Transcribe every line of the listing below precisely as it appears, omitting the pictures from your answer.

#### Element boundary listing
- - - - -

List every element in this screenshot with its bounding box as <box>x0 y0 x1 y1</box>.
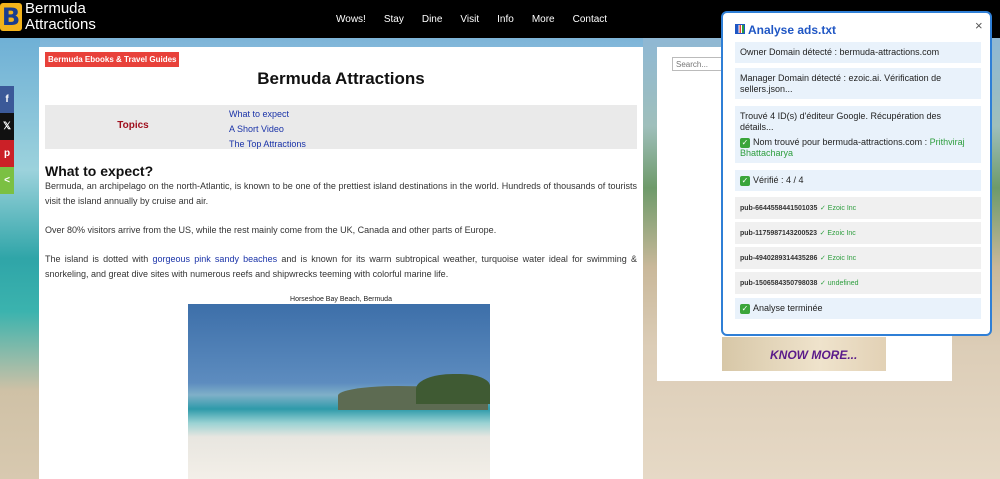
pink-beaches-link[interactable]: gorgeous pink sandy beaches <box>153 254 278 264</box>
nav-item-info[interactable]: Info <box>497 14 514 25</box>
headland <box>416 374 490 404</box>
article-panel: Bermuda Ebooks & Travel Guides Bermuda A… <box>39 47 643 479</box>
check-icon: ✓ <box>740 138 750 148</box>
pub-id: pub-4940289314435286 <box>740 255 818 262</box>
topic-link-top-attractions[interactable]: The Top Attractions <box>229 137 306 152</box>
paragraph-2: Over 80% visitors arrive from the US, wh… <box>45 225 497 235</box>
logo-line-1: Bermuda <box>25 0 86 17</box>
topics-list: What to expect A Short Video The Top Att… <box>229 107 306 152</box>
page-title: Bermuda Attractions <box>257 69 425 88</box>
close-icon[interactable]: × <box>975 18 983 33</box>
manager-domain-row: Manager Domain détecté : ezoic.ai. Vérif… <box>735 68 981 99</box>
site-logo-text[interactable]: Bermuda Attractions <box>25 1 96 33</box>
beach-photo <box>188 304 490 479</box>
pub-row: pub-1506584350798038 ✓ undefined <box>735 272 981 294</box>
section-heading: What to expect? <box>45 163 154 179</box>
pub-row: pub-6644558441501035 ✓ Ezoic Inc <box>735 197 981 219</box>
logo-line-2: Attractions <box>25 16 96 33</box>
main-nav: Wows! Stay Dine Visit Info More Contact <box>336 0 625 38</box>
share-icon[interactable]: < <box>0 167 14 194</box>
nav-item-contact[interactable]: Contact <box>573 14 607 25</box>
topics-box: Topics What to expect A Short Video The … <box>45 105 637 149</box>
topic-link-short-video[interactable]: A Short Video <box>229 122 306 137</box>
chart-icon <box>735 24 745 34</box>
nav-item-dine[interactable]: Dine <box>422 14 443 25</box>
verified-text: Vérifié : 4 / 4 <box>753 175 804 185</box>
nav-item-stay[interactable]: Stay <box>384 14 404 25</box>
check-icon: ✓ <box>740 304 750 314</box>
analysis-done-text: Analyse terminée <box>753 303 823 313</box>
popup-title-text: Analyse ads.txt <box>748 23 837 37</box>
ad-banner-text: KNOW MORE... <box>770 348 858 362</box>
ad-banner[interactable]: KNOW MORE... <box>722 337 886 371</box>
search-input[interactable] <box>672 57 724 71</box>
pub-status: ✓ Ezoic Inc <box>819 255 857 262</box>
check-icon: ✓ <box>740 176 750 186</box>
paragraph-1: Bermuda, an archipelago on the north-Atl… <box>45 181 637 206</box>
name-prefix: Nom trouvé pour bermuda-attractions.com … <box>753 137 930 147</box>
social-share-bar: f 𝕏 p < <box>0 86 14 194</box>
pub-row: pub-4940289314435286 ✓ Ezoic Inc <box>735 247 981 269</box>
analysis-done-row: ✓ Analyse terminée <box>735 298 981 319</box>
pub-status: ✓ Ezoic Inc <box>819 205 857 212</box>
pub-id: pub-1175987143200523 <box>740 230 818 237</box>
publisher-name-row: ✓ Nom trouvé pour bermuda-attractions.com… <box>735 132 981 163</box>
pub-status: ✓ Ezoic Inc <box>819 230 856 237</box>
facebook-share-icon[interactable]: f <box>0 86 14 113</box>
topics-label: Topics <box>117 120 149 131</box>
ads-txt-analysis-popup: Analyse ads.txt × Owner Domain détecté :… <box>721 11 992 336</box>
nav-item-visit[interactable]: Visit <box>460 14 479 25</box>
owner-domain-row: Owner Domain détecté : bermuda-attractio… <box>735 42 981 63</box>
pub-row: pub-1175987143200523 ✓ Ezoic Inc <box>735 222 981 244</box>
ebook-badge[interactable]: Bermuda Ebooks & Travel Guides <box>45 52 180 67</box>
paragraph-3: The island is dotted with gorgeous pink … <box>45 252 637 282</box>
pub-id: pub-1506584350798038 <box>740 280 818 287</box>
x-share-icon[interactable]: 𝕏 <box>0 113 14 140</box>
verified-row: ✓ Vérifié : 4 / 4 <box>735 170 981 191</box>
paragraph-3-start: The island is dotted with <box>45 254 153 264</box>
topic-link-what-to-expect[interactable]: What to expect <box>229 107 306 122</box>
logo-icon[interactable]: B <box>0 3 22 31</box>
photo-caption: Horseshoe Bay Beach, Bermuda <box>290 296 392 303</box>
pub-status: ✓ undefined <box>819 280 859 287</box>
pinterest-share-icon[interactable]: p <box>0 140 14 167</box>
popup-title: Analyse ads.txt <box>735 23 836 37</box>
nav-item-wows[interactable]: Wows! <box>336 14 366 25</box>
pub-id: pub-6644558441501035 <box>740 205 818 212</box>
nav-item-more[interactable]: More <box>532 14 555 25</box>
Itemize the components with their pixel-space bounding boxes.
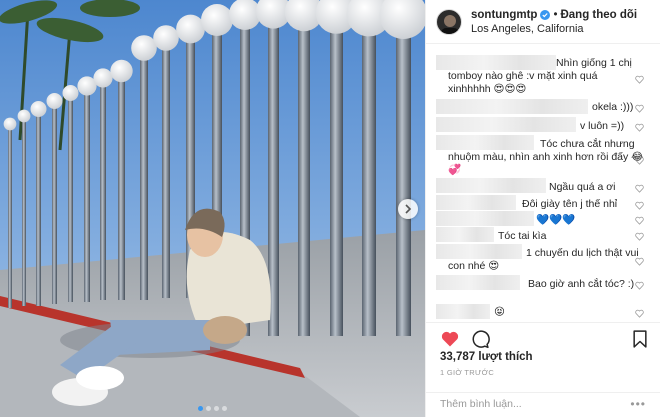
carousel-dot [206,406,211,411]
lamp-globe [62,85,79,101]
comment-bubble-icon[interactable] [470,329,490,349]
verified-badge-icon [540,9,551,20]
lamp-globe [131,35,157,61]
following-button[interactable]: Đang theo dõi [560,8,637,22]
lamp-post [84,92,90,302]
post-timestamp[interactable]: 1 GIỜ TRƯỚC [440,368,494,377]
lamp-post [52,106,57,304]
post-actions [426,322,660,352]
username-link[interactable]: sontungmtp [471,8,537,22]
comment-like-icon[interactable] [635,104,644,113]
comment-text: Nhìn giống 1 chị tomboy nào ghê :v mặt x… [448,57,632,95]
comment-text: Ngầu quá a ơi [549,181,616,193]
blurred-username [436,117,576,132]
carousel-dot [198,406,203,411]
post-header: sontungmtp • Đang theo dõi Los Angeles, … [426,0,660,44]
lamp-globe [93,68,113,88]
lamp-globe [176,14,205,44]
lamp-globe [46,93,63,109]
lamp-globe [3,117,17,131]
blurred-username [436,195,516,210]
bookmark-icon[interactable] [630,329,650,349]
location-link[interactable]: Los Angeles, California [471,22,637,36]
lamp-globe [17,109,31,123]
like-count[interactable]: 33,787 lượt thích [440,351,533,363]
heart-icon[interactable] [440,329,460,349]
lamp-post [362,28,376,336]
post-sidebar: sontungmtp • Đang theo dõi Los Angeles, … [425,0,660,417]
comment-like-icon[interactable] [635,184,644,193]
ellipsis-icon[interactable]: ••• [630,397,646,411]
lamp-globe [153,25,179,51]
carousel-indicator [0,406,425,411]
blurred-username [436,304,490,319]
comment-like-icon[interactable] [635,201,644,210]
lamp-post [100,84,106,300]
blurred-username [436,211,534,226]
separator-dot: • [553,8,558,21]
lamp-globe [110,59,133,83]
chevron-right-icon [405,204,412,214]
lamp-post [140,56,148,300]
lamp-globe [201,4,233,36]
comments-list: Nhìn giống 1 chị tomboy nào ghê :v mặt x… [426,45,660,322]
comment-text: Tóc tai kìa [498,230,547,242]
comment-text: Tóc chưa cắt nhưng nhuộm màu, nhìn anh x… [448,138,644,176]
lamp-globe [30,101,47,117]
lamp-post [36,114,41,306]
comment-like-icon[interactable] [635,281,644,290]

- - - - -

#### Solution
List every element in this screenshot with its bounding box as <box>x0 y0 x1 y1</box>.
pink-beaches-link[interactable]: gorgeous pink sandy beaches <box>153 254 278 264</box>
nav-item-info[interactable]: Info <box>497 14 514 25</box>
headland <box>416 374 490 404</box>
article-panel: Bermuda Ebooks & Travel Guides Bermuda A… <box>39 47 643 479</box>
check-icon: ✓ <box>740 138 750 148</box>
pub-id: pub-4940289314435286 <box>740 255 818 262</box>
topic-link-top-attractions[interactable]: The Top Attractions <box>229 137 306 152</box>
paragraph-2: Over 80% visitors arrive from the US, wh… <box>45 225 497 235</box>
logo-line-1: Bermuda <box>25 0 86 17</box>
topics-list: What to expect A Short Video The Top Att… <box>229 107 306 152</box>
page-title: Bermuda Attractions <box>257 69 425 88</box>
close-icon[interactable]: × <box>975 18 983 33</box>
manager-domain-row: Manager Domain détecté : ezoic.ai. Vérif… <box>735 68 981 99</box>
site-logo-text[interactable]: Bermuda Attractions <box>25 1 96 33</box>
beach-photo <box>188 304 490 479</box>
pub-row: pub-1506584350798038 ✓ undefined <box>735 272 981 294</box>
section-heading: What to expect? <box>45 163 154 179</box>
pub-row: pub-6644558441501035 ✓ Ezoic Inc <box>735 197 981 219</box>
logo-line-2: Attractions <box>25 16 96 33</box>
main-nav: Wows! Stay Dine Visit Info More Contact <box>336 0 625 38</box>
share-icon[interactable]: < <box>0 167 14 194</box>
nav-item-contact[interactable]: Contact <box>573 14 607 25</box>
topics-box: Topics What to expect A Short Video The … <box>45 105 637 149</box>
topic-link-short-video[interactable]: A Short Video <box>229 122 306 137</box>
chart-icon <box>735 24 745 34</box>
nav-item-dine[interactable]: Dine <box>422 14 443 25</box>
verified-text: Vérifié : 4 / 4 <box>753 175 804 185</box>
nav-item-stay[interactable]: Stay <box>384 14 404 25</box>
check-icon: ✓ <box>740 304 750 314</box>
analysis-done-text: Analyse terminée <box>753 303 823 313</box>
popup-title-text: Analyse ads.txt <box>748 23 837 37</box>
ad-banner-text: KNOW MORE... <box>770 348 858 362</box>
ad-banner[interactable]: KNOW MORE... <box>722 337 886 371</box>
search-input[interactable] <box>672 57 724 71</box>
pub-status: ✓ Ezoic Inc <box>819 255 857 262</box>
check-icon: ✓ <box>740 176 750 186</box>
paragraph-1: Bermuda, an archipelago on the north-Atl… <box>45 181 637 206</box>
name-prefix: Nom trouvé pour bermuda-attractions.com … <box>753 137 930 147</box>
social-share-bar: f 𝕏 p < <box>0 86 14 194</box>
pub-row: pub-4940289314435286 ✓ Ezoic Inc <box>735 247 981 269</box>
analysis-done-row: ✓ Analyse terminée <box>735 298 981 319</box>
pub-status: ✓ Ezoic Inc <box>819 205 857 212</box>
pub-id: pub-1175987143200523 <box>740 230 818 237</box>
publisher-name-row: ✓ Nom trouvé pour bermuda-attractions.com… <box>735 132 981 163</box>
pub-status: ✓ Ezoic Inc <box>819 230 856 237</box>
facebook-share-icon[interactable]: f <box>0 86 14 113</box>
topics-label: Topics <box>117 120 149 131</box>
ads-txt-analysis-popup: Analyse ads.txt × Owner Domain détecté :… <box>721 11 992 336</box>
nav-item-visit[interactable]: Visit <box>460 14 479 25</box>
owner-domain-row: Owner Domain détecté : bermuda-attractio… <box>735 42 981 63</box>
pub-row: pub-1175987143200523 ✓ Ezoic Inc <box>735 222 981 244</box>
ebook-badge[interactable]: Bermuda Ebooks & Travel Guides <box>45 52 180 67</box>
paragraph-3: The island is dotted with gorgeous pink … <box>45 252 637 282</box>
pub-id: pub-1506584350798038 <box>740 280 818 287</box>
x-share-icon[interactable]: 𝕏 <box>0 113 14 140</box>
verified-row: ✓ Vérifié : 4 / 4 <box>735 170 981 191</box>
paragraph-3-start: The island is dotted with <box>45 254 153 264</box>
topic-link-what-to-expect[interactable]: What to expect <box>229 107 306 122</box>
logo-icon[interactable]: B <box>0 3 22 31</box>
photo-caption: Horseshoe Bay Beach, Bermuda <box>290 296 392 303</box>
pub-status: ✓ undefined <box>819 280 859 287</box>
pinterest-share-icon[interactable]: p <box>0 140 14 167</box>
popup-title: Analyse ads.txt <box>735 23 836 37</box>
nav-item-wows[interactable]: Wows! <box>336 14 366 25</box>
pub-id: pub-6644558441501035 <box>740 205 818 212</box>
nav-item-more[interactable]: More <box>532 14 555 25</box>
Itemize the components with their pixel-space bounding boxes.
carousel-dot [206,406,211,411]
lamp-globe [62,85,79,101]
comment-bubble-icon[interactable] [470,329,490,349]
verified-badge-icon [540,9,551,20]
lamp-globe [131,35,157,61]
following-button[interactable]: Đang theo dõi [560,8,637,22]
lamp-post [84,92,90,302]
post-timestamp[interactable]: 1 GIỜ TRƯỚC [440,368,494,377]
lamp-post [52,106,57,304]
post-actions [426,322,660,352]
username-link[interactable]: sontungmtp [471,8,537,22]
comment-like-icon[interactable] [635,104,644,113]
comment-text: Nhìn giống 1 chị tomboy nào ghê :v mặt x… [448,57,632,95]
comment-text: Ngầu quá a ơi [549,181,616,193]
blurred-username [436,117,576,132]
carousel-dot [198,406,203,411]
post-header: sontungmtp • Đang theo dõi Los Angeles, … [426,0,660,44]
lamp-globe [93,68,113,88]
lamp-globe [176,14,205,44]
lamp-globe [46,93,63,109]
lamp-globe [3,117,17,131]
blurred-username [436,195,516,210]
bookmark-icon[interactable] [630,329,650,349]
location-link[interactable]: Los Angeles, California [471,22,637,36]
lamp-globe [17,109,31,123]
like-count[interactable]: 33,787 lượt thích [440,351,533,363]
heart-icon[interactable] [440,329,460,349]
lamp-post [362,28,376,336]
post-sidebar: sontungmtp • Đang theo dõi Los Angeles, … [425,0,660,417]
comment-like-icon[interactable] [635,184,644,193]
ellipsis-icon[interactable]: ••• [630,397,646,411]
lamp-globe [153,25,179,51]
carousel-indicator [0,406,425,411]
blurred-username [436,304,490,319]
comment-like-icon[interactable] [635,201,644,210]
lamp-post [100,84,106,300]
blurred-username [436,211,534,226]
separator-dot: • [553,8,558,21]
lamp-globe [110,59,133,83]
chevron-right-icon [405,204,412,214]
lamp-post [140,56,148,300]
lamp-globe [201,4,233,36]
comments-list: Nhìn giống 1 chị tomboy nào ghê :v mặt x… [426,45,660,322]
comment-text: Tóc tai kìa [498,230,547,242]
comment-text: Tóc chưa cắt nhưng nhuộm màu, nhìn anh x… [448,138,644,176]
lamp-globe [30,101,47,117]
lamp-post [36,114,41,306]
comment-like-icon[interactable] [635,281,644,290]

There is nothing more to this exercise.